* Extrait de référence:
Jürgen Habermas

Un article de Wikipédia, l'encyclopédie libre.

Jürgen Habermas
Philosophe et Sociologue
XXe siècle

Naissance : 18 juin 1929
Principaux intérêts : Morale, Politique, Communication
Idées remarquables : Éthique de la discussion
Influencé par : Kant, Wittgenstein

Jürgen Habermas (18 juin 1929, Düsseldorf) est un philosophe et sociologue allemand, qui s’est fait connaître surtout par ses travaux en philosophie sociale. Notamment grâce à une activité régulière comme professeur dans des universités étrangères, surtout aux États-Unis, ainsi qu’aux traductions de ses travaux les plus importants, ses théories sont discutées dans le monde entier. Jürgen Habermas est le membre le plus éminent de la deuxième génération de la théorie critique; il a fait partie de l’École de Francfort, s’éloignant toutefois des origines de cette dernière.

En raison de la diversité de ses activités en philosophie et en sciences sociales, Habermas est considéré comme un penseur difficilement classable. Il combina le matérialisme historique de Marx avec le pragmatisme américain, la théorie du développement de Piaget et Kohlberg, et la psychanalyse de Freud. De plus, il influença de façon décisive l’évolution des sciences sociales allemandes et de la philosophie morale et sociale en développant une théorie très respectée de la discussion en morale et en droit.

Habermas prit part à tous les grands débats théoriques de la République fédérale, mais prit également position sur des évènements socio-politiques et historiques. Il considère « la réconciliation de la modernité qui se divise d’elle-même »[1] comme le motif supérieur de son œuvre monumentale. Pour ce faire, il poursuit la stratégie d’« attaquer le problème universaliste de la philosophie transcendantale en détranscendantalisant simultanément la façon de progresser et les objectifs de la preuve », et ainsi de renoncer en particulier aux justifications ultimes.[2]

Sommaire

[modifier] Biographie

[modifier] Jeunesse et études

Habermas vit le jour à Düsseldorf, mais il grandit à Gummersbach, une petite ville située tout près, où son père, Ernst Habermas, était secrétaire général du bureau urbain de la chambre de commerce et d’industrie de Cologne. Il décrit le climat politique dans son milieu familial comme étant « caractérisé par une adaptation bourgeoise à un environnement politique auquel on ne s’identifie pas totalement, mais que l’on ne critique pas sérieusement non plus. »[3]

Habermas était membre des Jeunesses hitlériennes, et à l’automne 1944, on l’envoya à la Ligne Siegfried comme auxiliaire de front. Son appartenance aux Jeunesses hitlériennes constitua en 2006 le point de départ d’une violente polémique. Dans son autobiographie publiée à titre posthume, Joachim Fest avait qualifié Habermas de « dirigeant des JH lié au régime jusqu’à la moelle. »[4] Cette diatribe, rendue publique par le magazine Cicero et récusée par Habermas comme une « dénonciation », finit par apparaître inconsistante après un témoignage de Hans-Ulrich Wehler.[5]

Entre 1949 et 1954, Habermas fit des études aux universités de Göttingen (1949-50), de Zürich (1950-51) et de Bonn (1951-54). Il s’intéressa à la philosophie, l’histoire, la psychologie, la littérature allemande et l’économie. Nicolai Hartmann, Wilhelm Keller, Theodor Litt, Johannes Thyssen, Hermann Wein, Erich Rothacker et Oskar Becker comptèrent parmi ses professeurs.

* Consigne: Dressez la liste de tous les professeurs de Habermas que nomme l'article sur Jürgen Habermas.

* Enregistrements de données:
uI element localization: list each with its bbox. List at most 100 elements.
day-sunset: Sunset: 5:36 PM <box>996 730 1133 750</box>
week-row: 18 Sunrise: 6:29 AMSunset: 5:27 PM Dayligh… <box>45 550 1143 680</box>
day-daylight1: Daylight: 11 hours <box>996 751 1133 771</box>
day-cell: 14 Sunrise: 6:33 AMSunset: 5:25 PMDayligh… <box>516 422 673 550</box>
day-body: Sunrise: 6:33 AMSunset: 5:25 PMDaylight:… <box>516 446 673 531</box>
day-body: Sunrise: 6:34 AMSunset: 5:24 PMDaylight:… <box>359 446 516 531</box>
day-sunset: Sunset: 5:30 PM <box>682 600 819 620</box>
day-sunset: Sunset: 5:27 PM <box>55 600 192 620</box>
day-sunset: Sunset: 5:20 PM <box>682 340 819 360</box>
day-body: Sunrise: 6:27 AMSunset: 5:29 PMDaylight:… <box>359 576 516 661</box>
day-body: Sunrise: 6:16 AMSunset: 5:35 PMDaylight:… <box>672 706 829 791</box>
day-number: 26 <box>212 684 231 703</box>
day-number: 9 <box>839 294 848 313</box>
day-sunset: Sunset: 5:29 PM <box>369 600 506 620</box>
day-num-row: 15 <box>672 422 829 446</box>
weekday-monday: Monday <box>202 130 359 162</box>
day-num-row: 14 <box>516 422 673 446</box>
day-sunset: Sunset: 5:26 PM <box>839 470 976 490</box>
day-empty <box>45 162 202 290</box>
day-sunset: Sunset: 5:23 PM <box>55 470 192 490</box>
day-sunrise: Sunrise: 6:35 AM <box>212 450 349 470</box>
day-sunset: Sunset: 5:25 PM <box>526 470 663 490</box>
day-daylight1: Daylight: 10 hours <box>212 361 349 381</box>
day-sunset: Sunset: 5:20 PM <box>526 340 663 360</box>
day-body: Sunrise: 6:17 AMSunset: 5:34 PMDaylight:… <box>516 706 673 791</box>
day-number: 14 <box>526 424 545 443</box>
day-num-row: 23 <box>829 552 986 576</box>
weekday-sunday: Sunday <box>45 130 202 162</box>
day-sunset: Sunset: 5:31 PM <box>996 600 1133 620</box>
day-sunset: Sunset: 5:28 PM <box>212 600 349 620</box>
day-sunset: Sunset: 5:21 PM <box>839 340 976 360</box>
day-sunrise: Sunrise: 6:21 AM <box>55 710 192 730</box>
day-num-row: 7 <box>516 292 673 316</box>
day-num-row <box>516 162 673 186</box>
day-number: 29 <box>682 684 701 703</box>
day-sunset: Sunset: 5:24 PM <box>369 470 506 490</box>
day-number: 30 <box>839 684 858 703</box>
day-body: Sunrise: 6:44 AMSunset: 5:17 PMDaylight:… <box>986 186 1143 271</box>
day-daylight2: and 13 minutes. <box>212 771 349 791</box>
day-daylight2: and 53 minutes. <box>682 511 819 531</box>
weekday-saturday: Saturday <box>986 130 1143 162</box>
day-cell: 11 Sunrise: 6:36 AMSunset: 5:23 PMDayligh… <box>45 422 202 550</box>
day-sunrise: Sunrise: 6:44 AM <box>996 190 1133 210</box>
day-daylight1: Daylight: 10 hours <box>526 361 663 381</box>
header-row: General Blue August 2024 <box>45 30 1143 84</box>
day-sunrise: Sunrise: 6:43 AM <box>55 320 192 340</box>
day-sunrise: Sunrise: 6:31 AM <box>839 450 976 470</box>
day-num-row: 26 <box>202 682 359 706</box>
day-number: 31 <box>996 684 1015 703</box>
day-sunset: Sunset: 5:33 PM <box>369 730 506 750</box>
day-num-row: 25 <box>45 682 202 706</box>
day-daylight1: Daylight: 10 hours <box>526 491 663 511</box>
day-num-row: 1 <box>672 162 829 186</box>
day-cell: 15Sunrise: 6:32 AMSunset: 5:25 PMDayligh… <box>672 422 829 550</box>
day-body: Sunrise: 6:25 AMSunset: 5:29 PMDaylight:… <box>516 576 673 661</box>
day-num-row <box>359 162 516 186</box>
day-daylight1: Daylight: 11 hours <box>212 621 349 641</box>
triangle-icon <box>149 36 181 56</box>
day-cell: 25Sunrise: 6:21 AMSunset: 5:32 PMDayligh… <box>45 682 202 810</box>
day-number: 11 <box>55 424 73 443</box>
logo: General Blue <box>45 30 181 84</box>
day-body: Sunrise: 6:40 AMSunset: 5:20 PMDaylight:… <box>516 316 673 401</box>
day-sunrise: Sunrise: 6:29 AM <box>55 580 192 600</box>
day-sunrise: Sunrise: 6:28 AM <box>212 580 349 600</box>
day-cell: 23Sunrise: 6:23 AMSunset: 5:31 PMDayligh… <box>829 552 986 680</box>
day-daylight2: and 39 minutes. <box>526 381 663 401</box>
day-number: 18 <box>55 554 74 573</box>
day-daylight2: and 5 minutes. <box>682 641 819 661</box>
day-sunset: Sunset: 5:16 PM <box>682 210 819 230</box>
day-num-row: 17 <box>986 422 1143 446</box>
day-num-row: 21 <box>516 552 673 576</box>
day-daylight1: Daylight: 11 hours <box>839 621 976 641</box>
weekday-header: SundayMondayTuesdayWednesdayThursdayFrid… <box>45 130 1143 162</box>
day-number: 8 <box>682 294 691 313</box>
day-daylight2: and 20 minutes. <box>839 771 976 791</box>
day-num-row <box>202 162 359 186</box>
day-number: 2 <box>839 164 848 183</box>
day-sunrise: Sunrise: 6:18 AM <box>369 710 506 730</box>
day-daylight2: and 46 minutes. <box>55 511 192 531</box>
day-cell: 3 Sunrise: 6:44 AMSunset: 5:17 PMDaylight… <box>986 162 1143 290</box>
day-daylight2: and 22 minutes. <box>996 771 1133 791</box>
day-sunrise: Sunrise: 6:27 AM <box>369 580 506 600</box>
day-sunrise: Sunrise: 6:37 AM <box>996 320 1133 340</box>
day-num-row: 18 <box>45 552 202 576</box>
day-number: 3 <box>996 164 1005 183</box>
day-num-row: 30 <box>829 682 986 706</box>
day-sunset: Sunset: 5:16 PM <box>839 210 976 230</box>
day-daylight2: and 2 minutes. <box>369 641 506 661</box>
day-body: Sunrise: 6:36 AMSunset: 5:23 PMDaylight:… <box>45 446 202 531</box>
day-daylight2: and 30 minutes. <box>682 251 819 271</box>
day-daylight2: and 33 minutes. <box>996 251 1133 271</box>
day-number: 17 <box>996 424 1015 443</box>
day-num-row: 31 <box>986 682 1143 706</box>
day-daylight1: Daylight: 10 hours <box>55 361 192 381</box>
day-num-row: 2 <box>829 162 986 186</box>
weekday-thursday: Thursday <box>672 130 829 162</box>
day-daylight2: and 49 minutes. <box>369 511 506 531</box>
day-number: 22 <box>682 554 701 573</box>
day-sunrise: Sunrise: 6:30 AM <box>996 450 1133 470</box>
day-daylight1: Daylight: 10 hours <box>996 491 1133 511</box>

* Réponse complète: Nicolai Hartmann, Wilhelm Keller, Theodor Litt, Johannes Thyssen, Hermann Wein, Erich Rothacker et Oskar Becker.